▶ Data supplied
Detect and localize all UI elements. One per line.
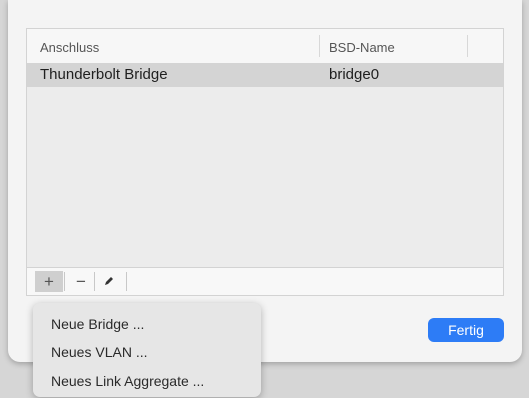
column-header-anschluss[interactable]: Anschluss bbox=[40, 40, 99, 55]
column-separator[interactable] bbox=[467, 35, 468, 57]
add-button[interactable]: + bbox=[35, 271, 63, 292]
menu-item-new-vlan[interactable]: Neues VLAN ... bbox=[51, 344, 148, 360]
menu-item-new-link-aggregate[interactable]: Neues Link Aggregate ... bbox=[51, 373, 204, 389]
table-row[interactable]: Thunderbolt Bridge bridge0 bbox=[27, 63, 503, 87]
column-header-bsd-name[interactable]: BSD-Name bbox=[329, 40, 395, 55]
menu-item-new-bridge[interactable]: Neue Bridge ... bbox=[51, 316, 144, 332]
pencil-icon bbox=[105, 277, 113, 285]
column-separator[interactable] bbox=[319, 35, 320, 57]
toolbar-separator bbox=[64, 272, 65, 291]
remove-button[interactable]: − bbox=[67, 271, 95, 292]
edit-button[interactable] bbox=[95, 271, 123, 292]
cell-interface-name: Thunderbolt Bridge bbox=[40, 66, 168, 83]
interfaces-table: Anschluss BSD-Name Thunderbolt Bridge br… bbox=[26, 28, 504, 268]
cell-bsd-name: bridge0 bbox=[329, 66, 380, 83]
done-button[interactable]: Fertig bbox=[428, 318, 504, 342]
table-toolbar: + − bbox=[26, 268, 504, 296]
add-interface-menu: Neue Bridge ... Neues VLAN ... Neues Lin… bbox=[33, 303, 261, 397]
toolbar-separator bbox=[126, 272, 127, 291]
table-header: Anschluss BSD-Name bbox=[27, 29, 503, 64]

--

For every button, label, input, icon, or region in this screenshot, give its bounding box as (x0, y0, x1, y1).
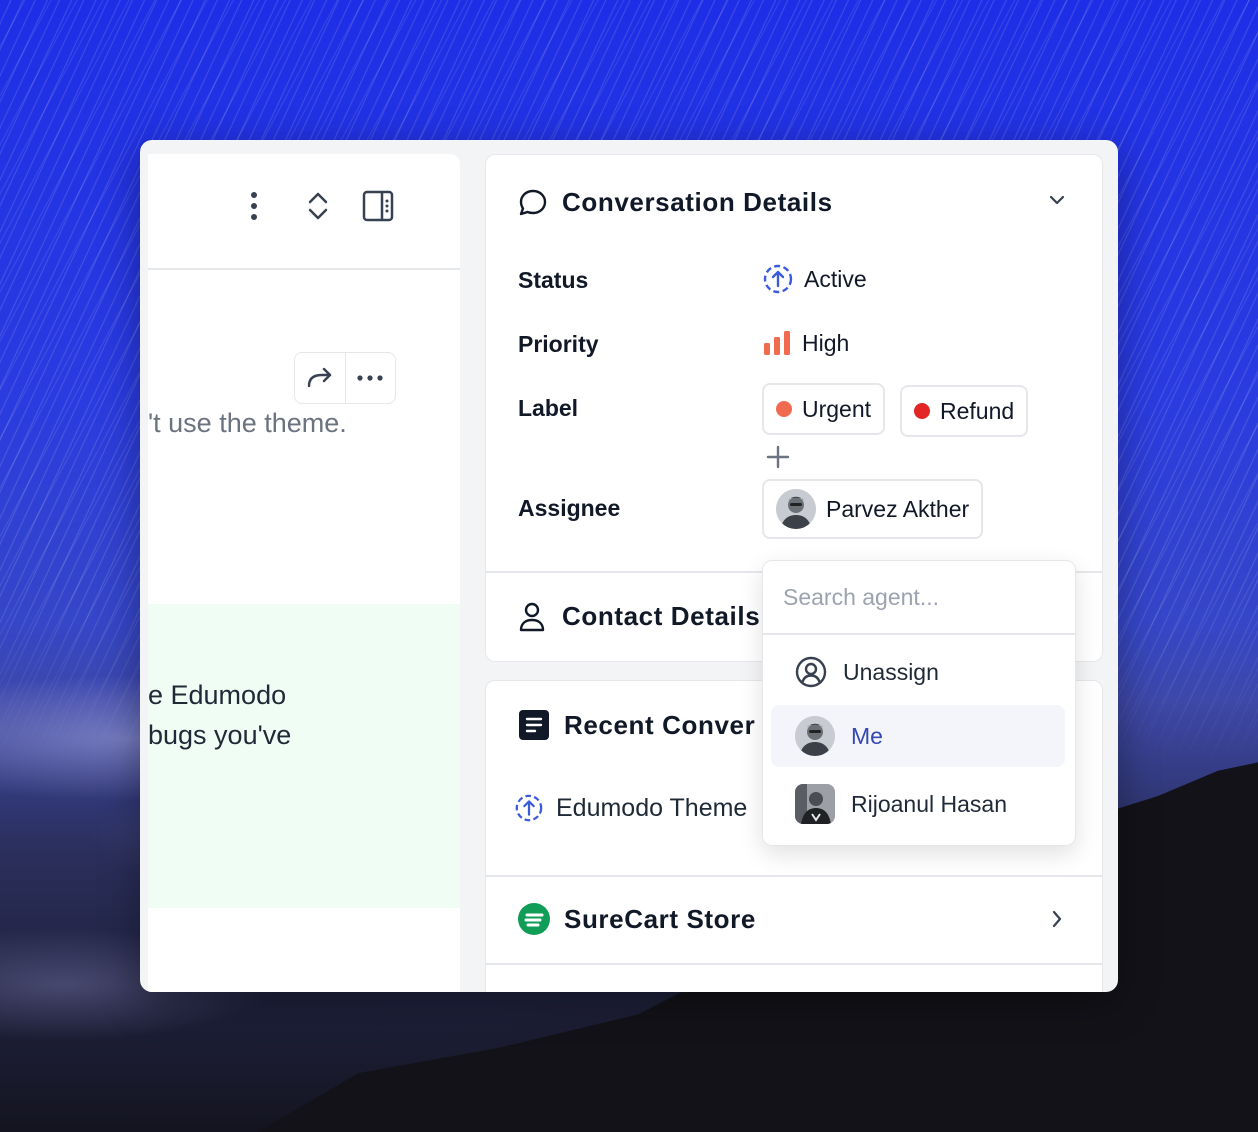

▶ Problem statement
Count the lines of the listing that contain the string "VLAN", treating uppercase and lowercase as different, and reply with the number alone.

▶ Solved problem
2